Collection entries
□ □ □ □ □
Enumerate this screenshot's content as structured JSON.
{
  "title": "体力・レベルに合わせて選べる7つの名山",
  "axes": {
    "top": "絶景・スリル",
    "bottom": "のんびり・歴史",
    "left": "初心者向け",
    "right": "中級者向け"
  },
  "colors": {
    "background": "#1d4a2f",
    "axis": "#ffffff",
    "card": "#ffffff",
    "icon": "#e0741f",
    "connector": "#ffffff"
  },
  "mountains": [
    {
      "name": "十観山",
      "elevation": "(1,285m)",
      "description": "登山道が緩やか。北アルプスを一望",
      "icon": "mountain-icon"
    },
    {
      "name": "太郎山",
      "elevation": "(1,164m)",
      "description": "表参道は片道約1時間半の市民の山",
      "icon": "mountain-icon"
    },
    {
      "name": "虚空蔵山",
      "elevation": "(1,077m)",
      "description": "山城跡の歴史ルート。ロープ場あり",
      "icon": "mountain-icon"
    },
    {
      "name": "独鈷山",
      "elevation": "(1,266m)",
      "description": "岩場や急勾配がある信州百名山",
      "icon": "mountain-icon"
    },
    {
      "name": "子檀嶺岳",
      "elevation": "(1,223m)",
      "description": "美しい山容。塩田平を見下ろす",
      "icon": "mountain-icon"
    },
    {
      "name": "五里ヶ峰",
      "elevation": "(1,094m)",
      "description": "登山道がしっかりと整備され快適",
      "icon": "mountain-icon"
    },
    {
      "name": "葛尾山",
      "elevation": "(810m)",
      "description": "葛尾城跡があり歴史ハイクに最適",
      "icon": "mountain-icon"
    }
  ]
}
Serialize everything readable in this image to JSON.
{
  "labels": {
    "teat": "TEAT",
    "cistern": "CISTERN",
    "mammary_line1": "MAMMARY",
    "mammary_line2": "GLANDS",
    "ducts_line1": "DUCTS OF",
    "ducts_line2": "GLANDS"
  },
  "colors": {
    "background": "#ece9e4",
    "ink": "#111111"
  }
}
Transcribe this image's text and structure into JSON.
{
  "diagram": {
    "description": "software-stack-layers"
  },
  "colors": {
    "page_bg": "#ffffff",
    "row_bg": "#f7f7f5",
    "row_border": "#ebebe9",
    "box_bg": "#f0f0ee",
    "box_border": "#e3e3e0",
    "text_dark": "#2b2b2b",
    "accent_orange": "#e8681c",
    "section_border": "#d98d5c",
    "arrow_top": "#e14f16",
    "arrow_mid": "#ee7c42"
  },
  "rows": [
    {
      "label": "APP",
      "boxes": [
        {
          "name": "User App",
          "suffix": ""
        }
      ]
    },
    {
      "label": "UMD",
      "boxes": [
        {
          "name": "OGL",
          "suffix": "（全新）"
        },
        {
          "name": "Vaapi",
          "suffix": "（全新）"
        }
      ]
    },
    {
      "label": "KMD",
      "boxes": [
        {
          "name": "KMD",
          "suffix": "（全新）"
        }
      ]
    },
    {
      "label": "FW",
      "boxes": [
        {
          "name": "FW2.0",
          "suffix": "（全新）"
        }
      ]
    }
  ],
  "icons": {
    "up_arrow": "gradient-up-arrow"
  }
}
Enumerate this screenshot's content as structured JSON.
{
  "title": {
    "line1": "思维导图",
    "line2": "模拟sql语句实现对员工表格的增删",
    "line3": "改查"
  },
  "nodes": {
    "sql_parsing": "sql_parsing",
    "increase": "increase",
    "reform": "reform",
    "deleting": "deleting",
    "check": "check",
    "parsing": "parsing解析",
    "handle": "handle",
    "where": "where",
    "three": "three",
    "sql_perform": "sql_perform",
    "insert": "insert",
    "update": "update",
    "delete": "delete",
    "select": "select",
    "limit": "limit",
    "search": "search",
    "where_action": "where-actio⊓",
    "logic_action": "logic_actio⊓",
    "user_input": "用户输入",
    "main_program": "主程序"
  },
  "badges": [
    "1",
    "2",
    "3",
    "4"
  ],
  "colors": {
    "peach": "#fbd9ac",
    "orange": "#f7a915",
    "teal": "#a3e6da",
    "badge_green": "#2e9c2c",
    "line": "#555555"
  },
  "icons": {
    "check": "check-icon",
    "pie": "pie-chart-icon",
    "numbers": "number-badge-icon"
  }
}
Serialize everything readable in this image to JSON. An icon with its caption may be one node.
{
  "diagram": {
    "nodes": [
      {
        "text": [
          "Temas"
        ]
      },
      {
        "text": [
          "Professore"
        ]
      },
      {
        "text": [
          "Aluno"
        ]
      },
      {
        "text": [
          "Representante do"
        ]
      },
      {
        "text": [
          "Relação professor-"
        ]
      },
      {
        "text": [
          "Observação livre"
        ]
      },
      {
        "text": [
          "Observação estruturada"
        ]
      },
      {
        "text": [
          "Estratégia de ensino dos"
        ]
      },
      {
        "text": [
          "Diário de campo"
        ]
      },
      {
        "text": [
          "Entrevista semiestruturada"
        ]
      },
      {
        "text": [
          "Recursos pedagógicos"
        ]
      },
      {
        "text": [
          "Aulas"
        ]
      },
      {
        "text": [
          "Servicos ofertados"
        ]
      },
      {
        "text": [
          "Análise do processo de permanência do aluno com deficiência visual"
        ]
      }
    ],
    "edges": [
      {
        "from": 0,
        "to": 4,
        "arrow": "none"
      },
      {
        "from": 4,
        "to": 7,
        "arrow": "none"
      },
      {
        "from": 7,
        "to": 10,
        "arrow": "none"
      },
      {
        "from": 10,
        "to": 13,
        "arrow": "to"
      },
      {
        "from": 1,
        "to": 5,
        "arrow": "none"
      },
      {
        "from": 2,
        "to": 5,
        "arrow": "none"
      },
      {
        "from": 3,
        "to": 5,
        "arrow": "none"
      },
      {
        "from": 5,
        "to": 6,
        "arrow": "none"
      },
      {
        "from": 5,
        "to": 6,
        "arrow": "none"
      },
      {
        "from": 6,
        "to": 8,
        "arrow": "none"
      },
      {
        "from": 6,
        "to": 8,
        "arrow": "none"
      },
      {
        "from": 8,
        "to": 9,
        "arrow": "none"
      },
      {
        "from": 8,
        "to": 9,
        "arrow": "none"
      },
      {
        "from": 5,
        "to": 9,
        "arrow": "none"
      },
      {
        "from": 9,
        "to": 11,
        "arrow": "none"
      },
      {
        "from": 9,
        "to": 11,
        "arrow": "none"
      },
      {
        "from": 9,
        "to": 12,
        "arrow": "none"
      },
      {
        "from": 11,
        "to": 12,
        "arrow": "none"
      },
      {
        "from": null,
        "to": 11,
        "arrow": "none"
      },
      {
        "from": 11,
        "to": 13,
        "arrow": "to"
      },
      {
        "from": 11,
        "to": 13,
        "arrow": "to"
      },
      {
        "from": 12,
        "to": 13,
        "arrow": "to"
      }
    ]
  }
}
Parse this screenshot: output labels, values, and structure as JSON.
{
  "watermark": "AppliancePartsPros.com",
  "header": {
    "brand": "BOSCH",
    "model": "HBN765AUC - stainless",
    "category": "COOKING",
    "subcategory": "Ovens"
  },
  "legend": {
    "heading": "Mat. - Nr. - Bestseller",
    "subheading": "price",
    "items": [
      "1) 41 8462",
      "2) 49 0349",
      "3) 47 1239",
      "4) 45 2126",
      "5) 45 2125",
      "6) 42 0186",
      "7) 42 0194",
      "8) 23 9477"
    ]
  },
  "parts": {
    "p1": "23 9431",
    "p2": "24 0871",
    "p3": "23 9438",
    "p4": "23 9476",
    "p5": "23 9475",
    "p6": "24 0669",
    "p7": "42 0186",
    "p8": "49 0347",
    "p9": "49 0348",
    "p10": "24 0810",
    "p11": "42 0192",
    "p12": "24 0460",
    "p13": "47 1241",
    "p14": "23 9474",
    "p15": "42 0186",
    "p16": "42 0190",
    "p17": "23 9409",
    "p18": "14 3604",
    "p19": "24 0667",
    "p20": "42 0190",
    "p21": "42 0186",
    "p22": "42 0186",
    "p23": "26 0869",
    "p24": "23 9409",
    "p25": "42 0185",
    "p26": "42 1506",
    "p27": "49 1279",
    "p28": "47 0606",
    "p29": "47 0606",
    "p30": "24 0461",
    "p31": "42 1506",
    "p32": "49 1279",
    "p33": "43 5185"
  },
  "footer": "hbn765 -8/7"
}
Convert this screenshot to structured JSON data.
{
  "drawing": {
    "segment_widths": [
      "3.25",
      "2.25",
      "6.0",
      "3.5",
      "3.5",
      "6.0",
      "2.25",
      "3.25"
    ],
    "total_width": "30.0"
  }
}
□ □ □ □ □
● TASK DESCRIPTION
Repeat precisely the lines of the data starting at the one containing "Convert this screenshot", last line included.

● EXERCISE RESPONSE
Convert this screenshot to structured JSON data.
{
  "drawing": {
    "segment_widths": [
      "3.25",
      "2.25",
      "6.0",
      "3.5",
      "3.5",
      "6.0",
      "2.25",
      "3.25"
    ],
    "total_width": "30.0"
  }
}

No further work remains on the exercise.